Brief
Identify each line in the records below that contains the word "VERNON", and copy it.

Dataset excerpts
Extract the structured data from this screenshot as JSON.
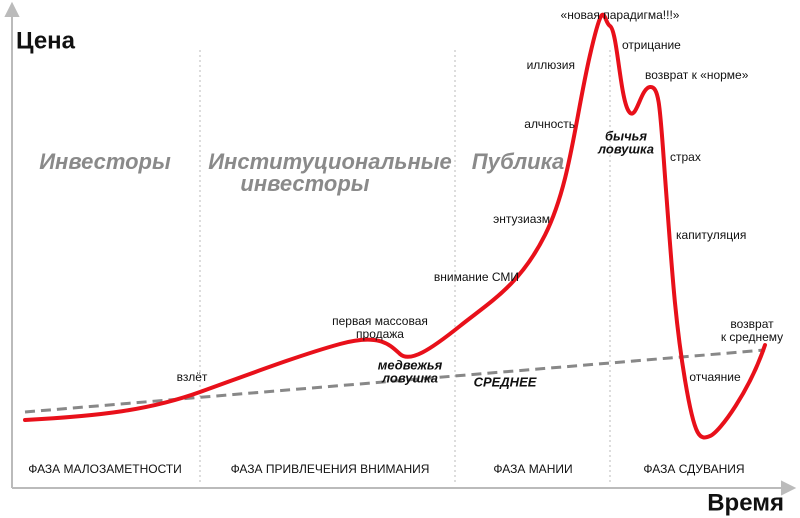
{
  "axes": {
    "y_label": "Цена",
    "x_label": "Время"
  },
  "groups": [
    {
      "lines": [
        "Инвесторы"
      ]
    },
    {
      "lines": [
        "Институциональные",
        "инвесторы"
      ]
    },
    {
      "lines": [
        "Публика"
      ]
    }
  ],
  "phases": [
    "ФАЗА МАЛОЗАМЕТНОСТИ",
    "ФАЗА ПРИВЛЕЧЕНИЯ ВНИМАНИЯ",
    "ФАЗА МАНИИ",
    "ФАЗА СДУВАНИЯ"
  ],
  "trend_label": "СРЕДНЕЕ",
  "stages": [
    {
      "lines": [
        "взлёт"
      ]
    },
    {
      "lines": [
        "первая массовая",
        "продажа"
      ]
    },
    {
      "lines": [
        "медвежья",
        "ловушка"
      ]
    },
    {
      "lines": [
        "внимание СМИ"
      ]
    },
    {
      "lines": [
        "энтузиазм"
      ]
    },
    {
      "lines": [
        "алчность"
      ]
    },
    {
      "lines": [
        "иллюзия"
      ]
    },
    {
      "lines": [
        "«новая парадигма!!!»"
      ]
    },
    {
      "lines": [
        "отрицание"
      ]
    },
    {
      "lines": [
        "бычья",
        "ловушка"
      ]
    },
    {
      "lines": [
        "возврат к «норме»"
      ]
    },
    {
      "lines": [
        "страх"
      ]
    },
    {
      "lines": [
        "капитуляция"
      ]
    },
    {
      "lines": [
        "отчаяние"
      ]
    },
    {
      "lines": [
        "возврат",
        "к среднему"
      ]
    }
  ]
}
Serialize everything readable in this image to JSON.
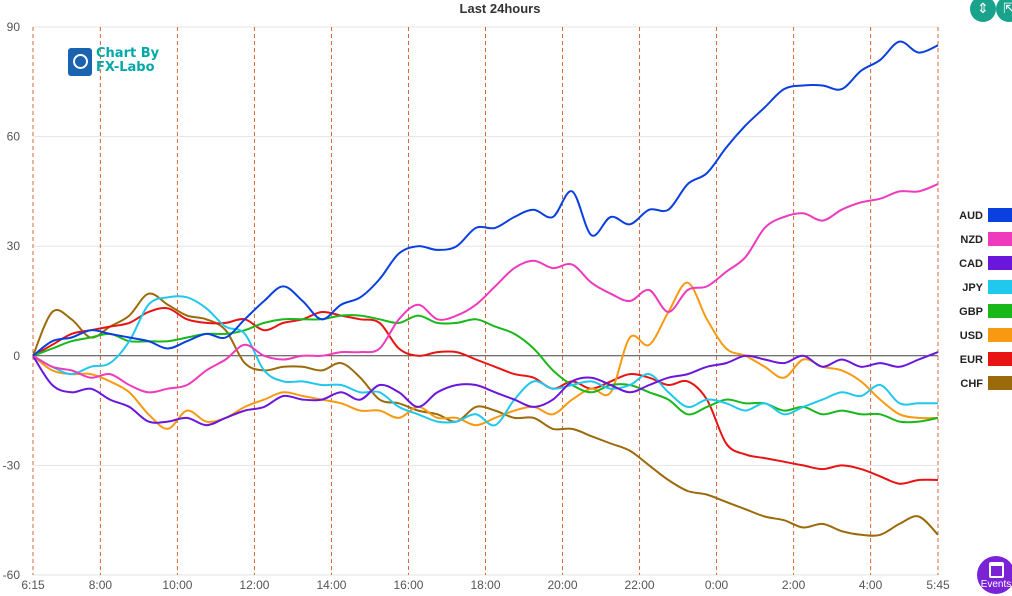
{
  "chart_data": {
    "type": "line",
    "title": "Last 24hours",
    "xlabel": "",
    "ylabel": "",
    "ylim": [
      -60,
      90
    ],
    "yticks": [
      90,
      60,
      30,
      0,
      -30,
      -60
    ],
    "xlim": [
      0,
      23.5
    ],
    "xticks": [
      {
        "label": "6:15",
        "x": 0
      },
      {
        "label": "8:00",
        "x": 1.75
      },
      {
        "label": "10:00",
        "x": 3.75
      },
      {
        "label": "12:00",
        "x": 5.75
      },
      {
        "label": "14:00",
        "x": 7.75
      },
      {
        "label": "16:00",
        "x": 9.75
      },
      {
        "label": "18:00",
        "x": 11.75
      },
      {
        "label": "20:00",
        "x": 13.75
      },
      {
        "label": "22:00",
        "x": 15.75
      },
      {
        "label": "0:00",
        "x": 17.75
      },
      {
        "label": "2:00",
        "x": 19.75
      },
      {
        "label": "4:00",
        "x": 21.75
      },
      {
        "label": "5:45",
        "x": 23.5
      }
    ],
    "grid": true,
    "legend_position": "right",
    "x": [
      0,
      0.5,
      1,
      1.5,
      2,
      2.5,
      3,
      3.5,
      4,
      4.5,
      5,
      5.5,
      6,
      6.5,
      7,
      7.5,
      8,
      8.5,
      9,
      9.5,
      10,
      10.5,
      11,
      11.5,
      12,
      12.5,
      13,
      13.5,
      14,
      14.5,
      15,
      15.5,
      16,
      16.5,
      17,
      17.5,
      18,
      18.5,
      19,
      19.5,
      20,
      20.5,
      21,
      21.5,
      22,
      22.5,
      23,
      23.5
    ],
    "series": [
      {
        "name": "AUD",
        "color": "#0a3fe0",
        "values": [
          0,
          4,
          5,
          7,
          6,
          5,
          4,
          2,
          4,
          6,
          5,
          10,
          15,
          19,
          15,
          10,
          14,
          16,
          21,
          28,
          30,
          29,
          30,
          35,
          35,
          38,
          40,
          38,
          45,
          33,
          38,
          36,
          40,
          40,
          47,
          50,
          57,
          63,
          68,
          73,
          74,
          74,
          73,
          78,
          81,
          86,
          83,
          85
        ]
      },
      {
        "name": "NZD",
        "color": "#ee3bbd",
        "values": [
          0,
          -3,
          -4,
          -6,
          -5,
          -8,
          -10,
          -9,
          -8,
          -4,
          -1,
          3,
          0,
          -1,
          0,
          0,
          1,
          1,
          2,
          10,
          14,
          10,
          11,
          14,
          19,
          24,
          26,
          24,
          25,
          20,
          17,
          15,
          18,
          12,
          18,
          19,
          23,
          27,
          35,
          38,
          39,
          37,
          40,
          42,
          43,
          45,
          45,
          47
        ]
      },
      {
        "name": "CAD",
        "color": "#6b16dc",
        "values": [
          0,
          -8,
          -10,
          -9,
          -12,
          -14,
          -18,
          -18,
          -17,
          -19,
          -17,
          -15,
          -14,
          -11,
          -12,
          -12,
          -10,
          -12,
          -8,
          -10,
          -14,
          -10,
          -8,
          -8,
          -10,
          -12,
          -14,
          -12,
          -7,
          -6,
          -8,
          -10,
          -8,
          -6,
          -5,
          -3,
          -2,
          0,
          -1,
          -2,
          0,
          -3,
          -1,
          -3,
          -2,
          -3,
          -1,
          1
        ]
      },
      {
        "name": "JPY",
        "color": "#1fc8ec",
        "values": [
          0,
          -3,
          -5,
          -3,
          -2,
          4,
          14,
          16,
          16,
          13,
          8,
          6,
          -4,
          -7,
          -7,
          -8,
          -8,
          -10,
          -10,
          -14,
          -16,
          -18,
          -18,
          -16,
          -19,
          -12,
          -7,
          -9,
          -8,
          -7,
          -9,
          -8,
          -5,
          -10,
          -14,
          -12,
          -13,
          -15,
          -13,
          -16,
          -14,
          -12,
          -10,
          -11,
          -8,
          -13,
          -13,
          -13
        ]
      },
      {
        "name": "GBP",
        "color": "#18b81a",
        "values": [
          0,
          2,
          4,
          5,
          6,
          4,
          4,
          4,
          5,
          6,
          6,
          7,
          9,
          10,
          10,
          10,
          11,
          11,
          10,
          9,
          11,
          9,
          9,
          10,
          8,
          6,
          2,
          -4,
          -8,
          -10,
          -8,
          -8,
          -10,
          -12,
          -16,
          -14,
          -12,
          -13,
          -13,
          -15,
          -14,
          -16,
          -15,
          -16,
          -16,
          -18,
          -18,
          -17
        ]
      },
      {
        "name": "USD",
        "color": "#f79a12",
        "values": [
          0,
          -4,
          -5,
          -5,
          -7,
          -10,
          -16,
          -20,
          -15,
          -18,
          -17,
          -14,
          -12,
          -10,
          -11,
          -12,
          -13,
          -15,
          -15,
          -17,
          -14,
          -17,
          -17,
          -19,
          -17,
          -15,
          -14,
          -16,
          -12,
          -9,
          -10,
          5,
          3,
          12,
          20,
          10,
          2,
          0,
          -3,
          -6,
          -1,
          -3,
          -4,
          -7,
          -12,
          -16,
          -17,
          -17
        ]
      },
      {
        "name": "EUR",
        "color": "#e81313",
        "values": [
          0,
          3,
          6,
          7,
          8,
          9,
          12,
          13,
          10,
          9,
          9,
          10,
          7,
          9,
          10,
          12,
          11,
          10,
          9,
          2,
          0,
          1,
          1,
          -1,
          -3,
          -5,
          -6,
          -9,
          -7,
          -9,
          -7,
          -5,
          -6,
          -8,
          -7,
          -12,
          -24,
          -27,
          -28,
          -29,
          -30,
          -31,
          -30,
          -31,
          -33,
          -35,
          -34,
          -34
        ]
      },
      {
        "name": "CHF",
        "color": "#9b6a0a",
        "values": [
          0,
          12,
          10,
          5,
          8,
          11,
          17,
          14,
          11,
          10,
          7,
          -2,
          -4,
          -3,
          -3,
          -4,
          -2,
          -6,
          -12,
          -13,
          -15,
          -16,
          -18,
          -14,
          -15,
          -17,
          -17,
          -20,
          -20,
          -22,
          -24,
          -26,
          -30,
          -34,
          -37,
          -38,
          -40,
          -42,
          -44,
          -45,
          -47,
          -46,
          -48,
          -49,
          -49,
          -46,
          -44,
          -49
        ]
      }
    ]
  },
  "ui": {
    "logo_line1": "Chart By",
    "logo_line2": "FX-Labo",
    "events_label": "Events"
  },
  "icons": {
    "logo": "magnifier-chart-icon",
    "ctrl_left": "split-vertical-icon",
    "ctrl_right": "expand-icon",
    "events": "calendar-icon"
  }
}
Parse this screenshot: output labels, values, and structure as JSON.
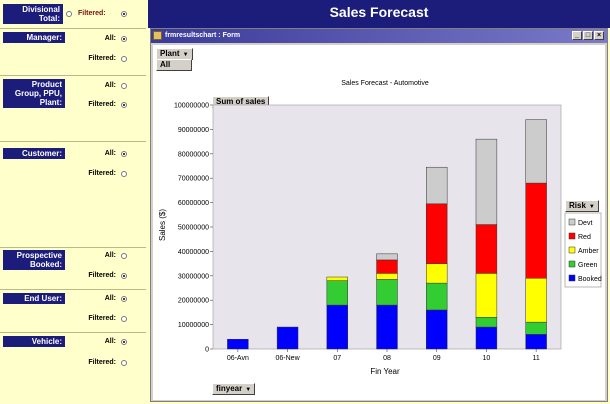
{
  "header": {
    "title": "Sales Forecast"
  },
  "filters": {
    "divisional": {
      "label": "Divisional Total:",
      "filtered_label": "Filtered:"
    },
    "manager": {
      "label": "Manager:",
      "all_label": "All:",
      "filtered_label": "Filtered:"
    },
    "product": {
      "label": "Product Group, PPU, Plant:",
      "all_label": "All:",
      "filtered_label": "Filtered:"
    },
    "customer": {
      "label": "Customer:",
      "all_label": "All:",
      "filtered_label": "Filtered:"
    },
    "prospective": {
      "label": "Prospective Booked:",
      "all_label": "All:",
      "filtered_label": "Filtered:"
    },
    "enduser": {
      "label": "End User:",
      "all_label": "All:",
      "filtered_label": "Filtered:"
    },
    "vehicle": {
      "label": "Vehicle:",
      "all_label": "All:",
      "filtered_label": "Filtered:"
    }
  },
  "window": {
    "title": "frmresultschart : Form",
    "plant_field": "Plant",
    "plant_value": "All",
    "data_field": "Sum of sales",
    "category_field": "finyear",
    "series_field": "Risk"
  },
  "chart_data": {
    "type": "bar",
    "stacked": true,
    "title": "Sales Forecast - Automotive",
    "xlabel": "Fin Year",
    "ylabel": "Sales ($)",
    "ylim": [
      0,
      100000000
    ],
    "yticks": [
      "0",
      "10000000",
      "20000000",
      "30000000",
      "40000000",
      "50000000",
      "60000000",
      "70000000",
      "80000000",
      "90000000",
      "100000000"
    ],
    "categories": [
      "06-Avn",
      "06-New",
      "07",
      "08",
      "09",
      "10",
      "11"
    ],
    "legend_position": "right",
    "grid": false,
    "series": [
      {
        "name": "Booked",
        "color": "#0000ff",
        "values": [
          4000000,
          9000000,
          18000000,
          18000000,
          16000000,
          9000000,
          6000000
        ]
      },
      {
        "name": "Green",
        "color": "#33cc33",
        "values": [
          0,
          0,
          10000000,
          10500000,
          11000000,
          4000000,
          5000000
        ]
      },
      {
        "name": "Amber",
        "color": "#ffff00",
        "values": [
          0,
          0,
          1500000,
          2500000,
          8000000,
          18000000,
          18000000
        ]
      },
      {
        "name": "Red",
        "color": "#ff0000",
        "values": [
          0,
          0,
          0,
          5500000,
          24500000,
          20000000,
          39000000
        ]
      },
      {
        "name": "Devt",
        "color": "#cccccc",
        "values": [
          0,
          0,
          0,
          2500000,
          15000000,
          35000000,
          26000000
        ]
      }
    ],
    "legend_order": [
      "Devt",
      "Red",
      "Amber",
      "Green",
      "Booked"
    ]
  }
}
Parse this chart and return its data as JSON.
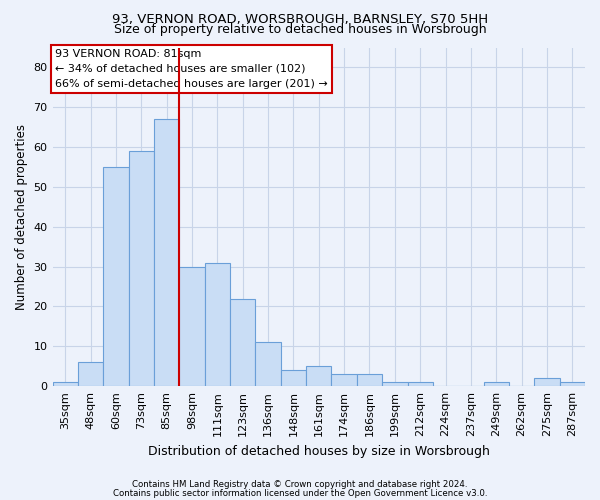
{
  "title_line1": "93, VERNON ROAD, WORSBROUGH, BARNSLEY, S70 5HH",
  "title_line2": "Size of property relative to detached houses in Worsbrough",
  "xlabel": "Distribution of detached houses by size in Worsbrough",
  "ylabel": "Number of detached properties",
  "categories": [
    "35sqm",
    "48sqm",
    "60sqm",
    "73sqm",
    "85sqm",
    "98sqm",
    "111sqm",
    "123sqm",
    "136sqm",
    "148sqm",
    "161sqm",
    "174sqm",
    "186sqm",
    "199sqm",
    "212sqm",
    "224sqm",
    "237sqm",
    "249sqm",
    "262sqm",
    "275sqm",
    "287sqm"
  ],
  "values": [
    1,
    6,
    55,
    59,
    67,
    30,
    31,
    22,
    11,
    4,
    5,
    3,
    3,
    1,
    1,
    0,
    0,
    1,
    0,
    2,
    1
  ],
  "bar_color": "#c9ddf5",
  "bar_edge_color": "#6a9fd8",
  "grid_color": "#c8d4e8",
  "vline_index": 5,
  "vline_color": "#cc0000",
  "annotation_text": "93 VERNON ROAD: 81sqm\n← 34% of detached houses are smaller (102)\n66% of semi-detached houses are larger (201) →",
  "annotation_box_color": "#ffffff",
  "annotation_box_edge": "#cc0000",
  "ylim": [
    0,
    85
  ],
  "yticks": [
    0,
    10,
    20,
    30,
    40,
    50,
    60,
    70,
    80
  ],
  "footer1": "Contains HM Land Registry data © Crown copyright and database right 2024.",
  "footer2": "Contains public sector information licensed under the Open Government Licence v3.0.",
  "bg_color": "#edf2fb"
}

Result of this exercise
  "title_line1": "93, VERNON ROAD, WORSBROUGH, BARNSLEY, S70 5HH",
  "annotation_text": "93 VERNON ROAD: 81sqm\n← 34% of detached houses are smaller (102)\n66% of semi-detached houses are larger (201) →",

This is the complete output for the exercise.